# Mee and Met



## Diablo919

What are the differences? My translator says they both mean "with".

ex.  Kom met mij mee fietsen. 

Why do you need both?


----------



## Forero

I say this haltingly since I don't speak much Dutch.  Please correct me if I'm wrong -

I think they both mean "with", but _met_ is usually followed by an object and _mee_ usually is used where the logical object does not need to be expressed.  _Mee_ is used in translating sentences like "He brought an umbrella with him / along", where the object of _with_ refers to the same person as, for example, the subject, but we don't use _-self_.  No need to decide on the proper pronoun with _mee_.

So I guess you could translate one of the _with_s as "along" = "with me":  "Come along and bike with me." / "Come biking along with me."  Or just leave it out.

I wonder if this has anything to do with Spanish "conmigo" (from Latin _cum me cum_, also with two _with_s).


----------



## muriwery

Kom met mij mee fietsen : Come with me together 

You can use: I ga weg met vrienden Kom jij mee? : I go out with some friends, Do you come with ? 

But if you say met mij: that just mean with me 

I don't know if you understand what I mean. I hope it


----------



## Joannes

The difference is a structural one. *Met* 'with' is a preposition, *mee* is an adverb ('along' would be the most suitable translation, but *mee* is used more often than its English equivalent - it is also used in structures expressing the joining of an action/event by someone/something, for example).


----------



## Elisabeth85

Kom met mij mee = Come along with me

You don't need both, we sometimes use 'double' words that don't add anything to the 'intention' If you are asking someone to join you you can ask:

Kom?  (come?)
Kom je? (you coming?)
Kom je mee? (are you coming along?)
Kom je met mij mee? (are you coming with me?)

Basically it all means the same but "kom" alone is a bit short and needs some added body language sometimes. These are typical examples of speaking-language that is also used in writing when the rules of grammar (writing language) don't apply strictly.


----------



## Lopes

Elisabeth85 said:


> If you are asking someone to join you you can ask:
> 
> Kom? (come?)
> 
> Basically it all means the same but "kom" alone is a bit short and needs some added body language sometimes. These are typical examples of speaking-language that is also used in writing when the rules of grammar (writing language) don't apply strictly.


 
I've never heard just 'Kom?', for me there should be 'je' behind it (even if you add bodylanguage. Could that be regional? 

What I do use sometimes is for example 'Gaan?' instead of 'Gaan we (met hun) mee?'


----------



## Elisabeth85

Yeah, but that's what I meant when I said there probably is some body language involved also when you use just "Kom?" I suppose it's the same as "Gaan?" You usually look at the person and sort of move your head in the direction you want to move/go or there is some signing with the hand.

Information provided ▸
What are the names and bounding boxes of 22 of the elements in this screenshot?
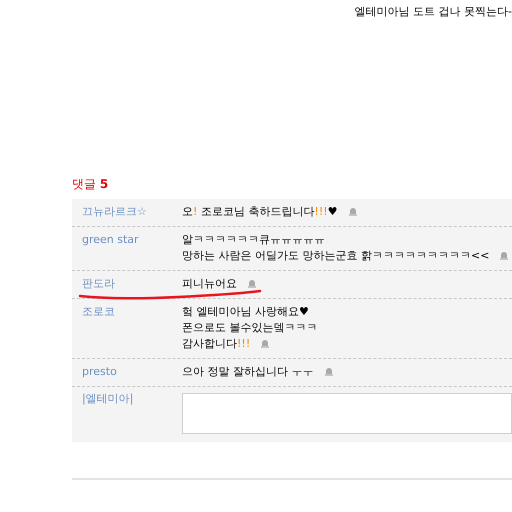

Written request ▸ According to Joannes in the thread on Dutch "mee" and "met", which part of speech is "mee"?

Reply ▸ An adverb.